Start of INFORMATION SUPPLIED

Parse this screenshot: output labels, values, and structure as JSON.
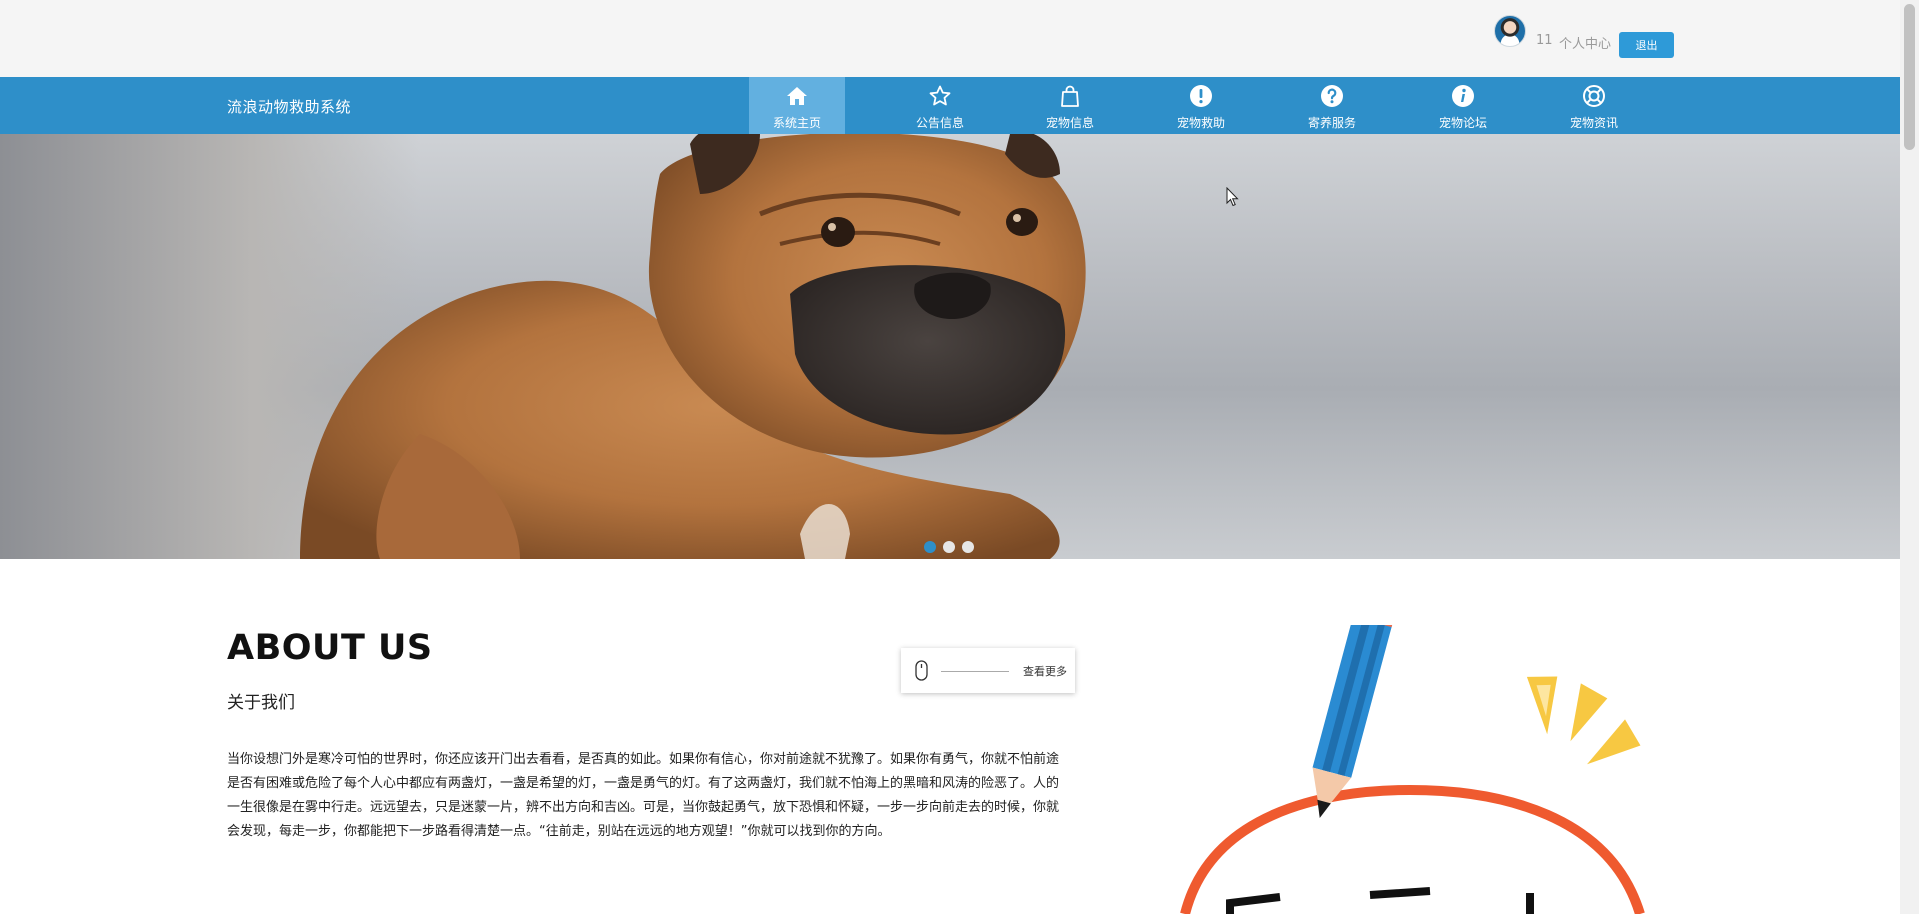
{
  "header": {
    "username": "11",
    "user_center_label": "个人中心",
    "logout_label": "退出"
  },
  "nav": {
    "brand": "流浪动物救助系统",
    "items": [
      {
        "label": "系统主页",
        "icon": "home-icon",
        "active": true
      },
      {
        "label": "公告信息",
        "icon": "star-icon",
        "active": false
      },
      {
        "label": "宠物信息",
        "icon": "bag-icon",
        "active": false
      },
      {
        "label": "宠物救助",
        "icon": "exclamation-icon",
        "active": false
      },
      {
        "label": "寄养服务",
        "icon": "question-icon",
        "active": false
      },
      {
        "label": "宠物论坛",
        "icon": "info-icon",
        "active": false
      },
      {
        "label": "宠物资讯",
        "icon": "lifebuoy-icon",
        "active": false
      }
    ],
    "accent_color": "#2e8fc9"
  },
  "carousel": {
    "slides": 3,
    "active_index": 0
  },
  "about": {
    "title": "ABOUT US",
    "subtitle": "关于我们",
    "more_label": "查看更多",
    "text": "当你设想门外是寒冷可怕的世界时，你还应该开门出去看看，是否真的如此。如果你有信心，你对前途就不犹豫了。如果你有勇气，你就不怕前途是否有困难或危险了每个人心中都应有两盏灯，一盏是希望的灯，一盏是勇气的灯。有了这两盏灯，我们就不怕海上的黑暗和风涛的险恶了。人的一生很像是在雾中行走。远远望去，只是迷蒙一片，辨不出方向和吉凶。可是，当你鼓起勇气，放下恐惧和怀疑，一步一步向前走去的时候，你就会发现，每走一步，你都能把下一步路看得清楚一点。“往前走，别站在远远的地方观望！”你就可以找到你的方向。"
  }
}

End of INFORMATION SUPPLIED

**PROBLEM DESCRIPTION:**
Without including any pictures, output all the entries above exactly.

**EXPECTED ANSWER:**
Parse this screenshot: output labels, values, and structure as JSON.
{
  "header": {
    "username": "11",
    "user_center_label": "个人中心",
    "logout_label": "退出"
  },
  "nav": {
    "brand": "流浪动物救助系统",
    "items": [
      {
        "label": "系统主页",
        "icon": "home-icon",
        "active": true
      },
      {
        "label": "公告信息",
        "icon": "star-icon",
        "active": false
      },
      {
        "label": "宠物信息",
        "icon": "bag-icon",
        "active": false
      },
      {
        "label": "宠物救助",
        "icon": "exclamation-icon",
        "active": false
      },
      {
        "label": "寄养服务",
        "icon": "question-icon",
        "active": false
      },
      {
        "label": "宠物论坛",
        "icon": "info-icon",
        "active": false
      },
      {
        "label": "宠物资讯",
        "icon": "lifebuoy-icon",
        "active": false
      }
    ],
    "accent_color": "#2e8fc9"
  },
  "carousel": {
    "slides": 3,
    "active_index": 0
  },
  "about": {
    "title": "ABOUT US",
    "subtitle": "关于我们",
    "more_label": "查看更多",
    "text": "当你设想门外是寒冷可怕的世界时，你还应该开门出去看看，是否真的如此。如果你有信心，你对前途就不犹豫了。如果你有勇气，你就不怕前途是否有困难或危险了每个人心中都应有两盏灯，一盏是希望的灯，一盏是勇气的灯。有了这两盏灯，我们就不怕海上的黑暗和风涛的险恶了。人的一生很像是在雾中行走。远远望去，只是迷蒙一片，辨不出方向和吉凶。可是，当你鼓起勇气，放下恐惧和怀疑，一步一步向前走去的时候，你就会发现，每走一步，你都能把下一步路看得清楚一点。“往前走，别站在远远的地方观望！”你就可以找到你的方向。"
  }
}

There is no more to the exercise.